+++ Input data +++

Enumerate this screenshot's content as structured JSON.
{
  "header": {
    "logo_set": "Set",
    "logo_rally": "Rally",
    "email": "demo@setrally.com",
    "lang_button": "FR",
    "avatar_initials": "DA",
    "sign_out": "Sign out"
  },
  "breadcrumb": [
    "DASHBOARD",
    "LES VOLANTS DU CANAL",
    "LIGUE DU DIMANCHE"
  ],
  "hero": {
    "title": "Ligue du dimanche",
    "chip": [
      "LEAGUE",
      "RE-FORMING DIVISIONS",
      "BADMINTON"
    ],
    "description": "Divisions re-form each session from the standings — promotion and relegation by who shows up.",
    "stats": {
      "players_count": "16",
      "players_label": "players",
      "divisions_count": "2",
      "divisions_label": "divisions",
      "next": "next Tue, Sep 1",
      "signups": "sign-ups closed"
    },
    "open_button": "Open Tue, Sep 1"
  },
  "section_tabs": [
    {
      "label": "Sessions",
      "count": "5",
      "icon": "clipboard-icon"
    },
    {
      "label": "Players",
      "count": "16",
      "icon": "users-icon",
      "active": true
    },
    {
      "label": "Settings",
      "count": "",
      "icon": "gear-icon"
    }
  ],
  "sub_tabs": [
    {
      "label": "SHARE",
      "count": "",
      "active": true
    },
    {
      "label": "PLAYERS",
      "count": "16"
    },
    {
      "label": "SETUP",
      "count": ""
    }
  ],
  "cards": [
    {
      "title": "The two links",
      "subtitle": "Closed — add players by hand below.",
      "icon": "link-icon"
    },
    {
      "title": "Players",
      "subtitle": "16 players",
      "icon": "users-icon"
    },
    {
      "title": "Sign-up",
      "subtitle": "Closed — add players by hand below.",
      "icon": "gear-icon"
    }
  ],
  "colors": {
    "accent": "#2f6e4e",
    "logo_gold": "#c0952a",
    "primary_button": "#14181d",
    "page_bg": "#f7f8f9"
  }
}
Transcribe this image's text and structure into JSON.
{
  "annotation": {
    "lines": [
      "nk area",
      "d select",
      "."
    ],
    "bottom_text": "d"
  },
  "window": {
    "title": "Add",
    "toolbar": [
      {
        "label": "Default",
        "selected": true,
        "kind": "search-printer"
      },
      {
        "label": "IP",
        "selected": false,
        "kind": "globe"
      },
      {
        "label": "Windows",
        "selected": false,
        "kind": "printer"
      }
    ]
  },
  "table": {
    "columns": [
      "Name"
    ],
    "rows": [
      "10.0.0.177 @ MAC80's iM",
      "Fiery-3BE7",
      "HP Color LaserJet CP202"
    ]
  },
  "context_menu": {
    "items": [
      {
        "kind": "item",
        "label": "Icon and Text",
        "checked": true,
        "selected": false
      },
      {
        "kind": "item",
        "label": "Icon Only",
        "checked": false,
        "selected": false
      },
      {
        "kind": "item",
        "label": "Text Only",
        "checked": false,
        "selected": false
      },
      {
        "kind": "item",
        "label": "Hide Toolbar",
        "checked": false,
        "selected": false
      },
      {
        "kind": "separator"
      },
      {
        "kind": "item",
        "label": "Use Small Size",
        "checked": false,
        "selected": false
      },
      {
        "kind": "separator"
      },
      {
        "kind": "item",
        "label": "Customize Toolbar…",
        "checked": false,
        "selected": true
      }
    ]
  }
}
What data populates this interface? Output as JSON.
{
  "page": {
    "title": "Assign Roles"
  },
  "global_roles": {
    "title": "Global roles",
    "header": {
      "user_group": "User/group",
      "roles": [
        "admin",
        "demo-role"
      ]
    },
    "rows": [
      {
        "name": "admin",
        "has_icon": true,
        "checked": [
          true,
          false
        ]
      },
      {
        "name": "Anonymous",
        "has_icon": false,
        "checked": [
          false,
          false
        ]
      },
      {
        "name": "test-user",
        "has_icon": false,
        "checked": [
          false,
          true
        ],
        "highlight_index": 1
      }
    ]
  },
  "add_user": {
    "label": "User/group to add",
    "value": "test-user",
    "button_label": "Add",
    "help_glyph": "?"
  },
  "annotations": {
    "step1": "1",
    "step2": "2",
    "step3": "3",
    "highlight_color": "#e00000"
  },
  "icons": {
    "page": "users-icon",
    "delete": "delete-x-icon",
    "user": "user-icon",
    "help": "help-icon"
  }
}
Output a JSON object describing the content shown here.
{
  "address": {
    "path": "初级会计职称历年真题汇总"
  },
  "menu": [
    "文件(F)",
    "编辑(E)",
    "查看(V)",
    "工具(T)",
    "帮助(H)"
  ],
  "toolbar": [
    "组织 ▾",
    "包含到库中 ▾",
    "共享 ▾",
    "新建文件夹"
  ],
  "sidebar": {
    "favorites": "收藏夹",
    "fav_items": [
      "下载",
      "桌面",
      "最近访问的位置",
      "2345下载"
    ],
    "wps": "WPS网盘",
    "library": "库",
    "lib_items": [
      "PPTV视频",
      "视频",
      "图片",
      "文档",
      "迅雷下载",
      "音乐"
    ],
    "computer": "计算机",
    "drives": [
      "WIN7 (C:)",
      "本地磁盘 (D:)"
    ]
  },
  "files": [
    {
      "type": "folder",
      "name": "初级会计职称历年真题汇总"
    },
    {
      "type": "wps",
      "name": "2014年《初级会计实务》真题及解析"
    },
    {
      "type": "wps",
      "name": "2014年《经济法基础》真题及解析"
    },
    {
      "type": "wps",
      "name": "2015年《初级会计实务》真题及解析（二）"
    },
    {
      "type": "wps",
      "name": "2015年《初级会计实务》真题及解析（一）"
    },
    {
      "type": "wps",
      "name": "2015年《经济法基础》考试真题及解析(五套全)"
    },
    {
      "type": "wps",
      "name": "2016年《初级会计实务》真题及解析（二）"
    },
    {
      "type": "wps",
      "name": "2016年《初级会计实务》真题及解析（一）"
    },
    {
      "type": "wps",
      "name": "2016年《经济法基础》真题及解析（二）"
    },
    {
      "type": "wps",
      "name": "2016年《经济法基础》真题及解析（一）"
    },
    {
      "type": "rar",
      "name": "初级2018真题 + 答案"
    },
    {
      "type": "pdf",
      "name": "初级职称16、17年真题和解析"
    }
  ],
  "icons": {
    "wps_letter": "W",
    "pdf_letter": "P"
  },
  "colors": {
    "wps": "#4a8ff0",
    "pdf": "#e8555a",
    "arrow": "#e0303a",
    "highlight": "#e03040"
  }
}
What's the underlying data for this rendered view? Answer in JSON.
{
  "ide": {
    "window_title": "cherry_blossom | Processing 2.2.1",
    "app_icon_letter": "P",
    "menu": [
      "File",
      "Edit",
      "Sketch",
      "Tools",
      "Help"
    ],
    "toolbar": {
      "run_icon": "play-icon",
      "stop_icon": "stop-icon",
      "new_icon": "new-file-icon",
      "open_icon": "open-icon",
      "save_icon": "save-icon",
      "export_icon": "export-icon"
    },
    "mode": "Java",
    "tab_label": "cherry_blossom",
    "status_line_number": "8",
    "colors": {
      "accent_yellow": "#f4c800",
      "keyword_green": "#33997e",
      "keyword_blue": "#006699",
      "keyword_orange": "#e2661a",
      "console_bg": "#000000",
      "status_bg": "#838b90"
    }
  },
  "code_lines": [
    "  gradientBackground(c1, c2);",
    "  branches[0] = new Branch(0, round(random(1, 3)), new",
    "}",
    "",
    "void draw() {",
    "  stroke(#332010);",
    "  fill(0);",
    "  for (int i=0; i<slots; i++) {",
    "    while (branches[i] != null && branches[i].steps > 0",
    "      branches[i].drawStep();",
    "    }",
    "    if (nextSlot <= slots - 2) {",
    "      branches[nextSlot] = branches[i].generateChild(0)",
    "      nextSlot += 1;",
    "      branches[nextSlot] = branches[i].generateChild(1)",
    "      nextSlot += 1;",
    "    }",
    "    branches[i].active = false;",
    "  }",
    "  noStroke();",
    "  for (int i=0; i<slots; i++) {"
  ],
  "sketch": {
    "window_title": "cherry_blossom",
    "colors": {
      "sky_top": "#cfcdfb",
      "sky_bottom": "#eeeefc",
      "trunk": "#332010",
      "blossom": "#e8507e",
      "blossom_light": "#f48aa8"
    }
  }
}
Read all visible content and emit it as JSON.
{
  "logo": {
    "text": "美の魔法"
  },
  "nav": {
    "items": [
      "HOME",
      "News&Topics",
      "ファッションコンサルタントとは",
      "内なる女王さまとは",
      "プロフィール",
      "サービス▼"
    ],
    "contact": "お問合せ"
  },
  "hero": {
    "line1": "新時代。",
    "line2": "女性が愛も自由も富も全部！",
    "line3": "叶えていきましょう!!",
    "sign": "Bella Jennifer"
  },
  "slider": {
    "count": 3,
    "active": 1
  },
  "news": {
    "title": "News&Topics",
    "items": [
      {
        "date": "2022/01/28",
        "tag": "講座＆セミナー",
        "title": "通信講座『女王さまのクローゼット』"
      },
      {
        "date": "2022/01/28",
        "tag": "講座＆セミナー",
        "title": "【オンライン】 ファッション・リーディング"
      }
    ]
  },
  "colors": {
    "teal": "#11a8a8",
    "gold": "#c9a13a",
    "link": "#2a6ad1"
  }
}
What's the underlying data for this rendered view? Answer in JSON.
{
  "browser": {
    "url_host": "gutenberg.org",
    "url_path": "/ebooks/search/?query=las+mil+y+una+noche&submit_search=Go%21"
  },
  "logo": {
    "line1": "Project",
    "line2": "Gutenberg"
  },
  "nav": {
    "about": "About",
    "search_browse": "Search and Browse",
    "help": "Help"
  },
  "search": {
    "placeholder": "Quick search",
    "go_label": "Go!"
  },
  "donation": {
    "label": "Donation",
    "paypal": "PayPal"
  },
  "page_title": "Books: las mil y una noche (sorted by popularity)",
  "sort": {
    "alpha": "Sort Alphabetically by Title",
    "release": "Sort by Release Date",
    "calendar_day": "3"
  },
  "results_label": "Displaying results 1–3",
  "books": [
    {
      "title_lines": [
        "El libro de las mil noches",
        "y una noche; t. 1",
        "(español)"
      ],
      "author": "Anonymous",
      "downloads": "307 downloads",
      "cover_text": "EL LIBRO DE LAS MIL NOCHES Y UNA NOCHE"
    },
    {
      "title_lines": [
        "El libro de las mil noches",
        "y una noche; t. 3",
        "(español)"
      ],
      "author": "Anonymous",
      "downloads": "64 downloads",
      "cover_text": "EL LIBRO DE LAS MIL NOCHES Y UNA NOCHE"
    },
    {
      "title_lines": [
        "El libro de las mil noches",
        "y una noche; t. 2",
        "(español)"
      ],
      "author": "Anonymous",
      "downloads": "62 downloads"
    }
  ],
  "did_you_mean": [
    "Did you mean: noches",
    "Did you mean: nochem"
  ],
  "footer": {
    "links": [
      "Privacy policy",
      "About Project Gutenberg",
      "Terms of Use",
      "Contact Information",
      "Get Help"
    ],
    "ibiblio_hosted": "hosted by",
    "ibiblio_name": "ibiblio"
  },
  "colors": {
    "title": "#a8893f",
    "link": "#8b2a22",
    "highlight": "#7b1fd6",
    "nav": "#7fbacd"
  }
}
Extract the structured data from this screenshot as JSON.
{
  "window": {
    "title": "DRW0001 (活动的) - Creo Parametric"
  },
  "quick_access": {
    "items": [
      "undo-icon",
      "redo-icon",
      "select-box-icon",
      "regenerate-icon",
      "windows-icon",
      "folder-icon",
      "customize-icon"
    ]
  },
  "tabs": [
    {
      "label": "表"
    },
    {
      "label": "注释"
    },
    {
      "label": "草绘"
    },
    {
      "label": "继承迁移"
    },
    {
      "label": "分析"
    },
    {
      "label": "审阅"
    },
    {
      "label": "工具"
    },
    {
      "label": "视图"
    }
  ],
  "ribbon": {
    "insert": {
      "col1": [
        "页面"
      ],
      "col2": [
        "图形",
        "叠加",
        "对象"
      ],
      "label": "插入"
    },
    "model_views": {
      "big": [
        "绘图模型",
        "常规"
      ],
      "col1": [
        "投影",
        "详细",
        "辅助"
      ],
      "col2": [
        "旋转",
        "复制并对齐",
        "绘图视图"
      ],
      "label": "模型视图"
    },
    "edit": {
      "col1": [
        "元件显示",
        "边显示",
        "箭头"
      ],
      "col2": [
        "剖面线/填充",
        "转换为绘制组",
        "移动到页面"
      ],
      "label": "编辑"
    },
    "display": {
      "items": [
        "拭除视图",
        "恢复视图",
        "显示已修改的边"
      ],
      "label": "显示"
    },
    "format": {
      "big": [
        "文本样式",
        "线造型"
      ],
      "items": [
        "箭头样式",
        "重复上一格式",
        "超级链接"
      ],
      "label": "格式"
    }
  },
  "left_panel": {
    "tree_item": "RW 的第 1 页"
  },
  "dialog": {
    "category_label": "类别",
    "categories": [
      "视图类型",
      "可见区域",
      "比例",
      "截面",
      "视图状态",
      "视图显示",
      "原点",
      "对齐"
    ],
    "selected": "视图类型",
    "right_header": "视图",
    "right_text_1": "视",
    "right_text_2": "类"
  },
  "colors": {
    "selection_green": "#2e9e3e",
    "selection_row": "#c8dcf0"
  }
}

+++

=== Problem statement ===
Return all lines with the word "structured" in them.

=== Task answer ===
Enumerate this screenshot's content as structured JSON.
Extract the structured data from this screenshot as JSON.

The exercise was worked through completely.